**GOAL:**
Take the records underneath and set them down exactly.

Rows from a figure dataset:
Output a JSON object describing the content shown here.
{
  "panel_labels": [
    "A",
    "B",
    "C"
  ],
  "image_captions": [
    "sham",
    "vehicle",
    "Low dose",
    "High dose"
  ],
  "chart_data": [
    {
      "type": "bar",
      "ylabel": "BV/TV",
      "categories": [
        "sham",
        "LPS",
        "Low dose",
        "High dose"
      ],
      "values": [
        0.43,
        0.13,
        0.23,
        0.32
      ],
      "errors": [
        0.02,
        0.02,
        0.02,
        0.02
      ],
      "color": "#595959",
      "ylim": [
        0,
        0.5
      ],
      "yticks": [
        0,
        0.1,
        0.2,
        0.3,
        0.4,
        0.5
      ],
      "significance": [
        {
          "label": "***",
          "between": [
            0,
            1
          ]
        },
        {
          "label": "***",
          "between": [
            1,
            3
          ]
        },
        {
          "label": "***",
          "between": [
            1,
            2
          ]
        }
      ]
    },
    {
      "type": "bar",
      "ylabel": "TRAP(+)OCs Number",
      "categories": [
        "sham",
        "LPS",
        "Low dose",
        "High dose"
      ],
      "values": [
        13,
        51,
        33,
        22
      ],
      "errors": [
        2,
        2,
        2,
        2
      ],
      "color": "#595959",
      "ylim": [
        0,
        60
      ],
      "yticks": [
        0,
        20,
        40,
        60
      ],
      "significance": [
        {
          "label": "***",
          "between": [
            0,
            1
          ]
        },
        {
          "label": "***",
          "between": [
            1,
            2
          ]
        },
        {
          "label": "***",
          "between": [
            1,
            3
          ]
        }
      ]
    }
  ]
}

**WRITTEN ANSWER:**
Output a JSON object describing the content shown here.
{
  "panel_labels": [
    "A",
    "B",
    "C"
  ],
  "image_captions": [
    "sham",
    "vehicle",
    "Low dose",
    "High dose"
  ],
  "chart_data": [
    {
      "type": "bar",
      "ylabel": "BV/TV",
      "categories": [
        "sham",
        "LPS",
        "Low dose",
        "High dose"
      ],
      "values": [
        0.43,
        0.13,
        0.23,
        0.32
      ],
      "errors": [
        0.02,
        0.02,
        0.02,
        0.02
      ],
      "color": "#595959",
      "ylim": [
        0,
        0.5
      ],
      "yticks": [
        0,
        0.1,
        0.2,
        0.3,
        0.4,
        0.5
      ],
      "significance": [
        {
          "label": "***",
          "between": [
            0,
            1
          ]
        },
        {
          "label": "***",
          "between": [
            1,
            3
          ]
        },
        {
          "label": "***",
          "between": [
            1,
            2
          ]
        }
      ]
    },
    {
      "type": "bar",
      "ylabel": "TRAP(+)OCs Number",
      "categories": [
        "sham",
        "LPS",
        "Low dose",
        "High dose"
      ],
      "values": [
        13,
        51,
        33,
        22
      ],
      "errors": [
        2,
        2,
        2,
        2
      ],
      "color": "#595959",
      "ylim": [
        0,
        60
      ],
      "yticks": [
        0,
        20,
        40,
        60
      ],
      "significance": [
        {
          "label": "***",
          "between": [
            0,
            1
          ]
        },
        {
          "label": "***",
          "between": [
            1,
            2
          ]
        },
        {
          "label": "***",
          "between": [
            1,
            3
          ]
        }
      ]
    }
  ]
}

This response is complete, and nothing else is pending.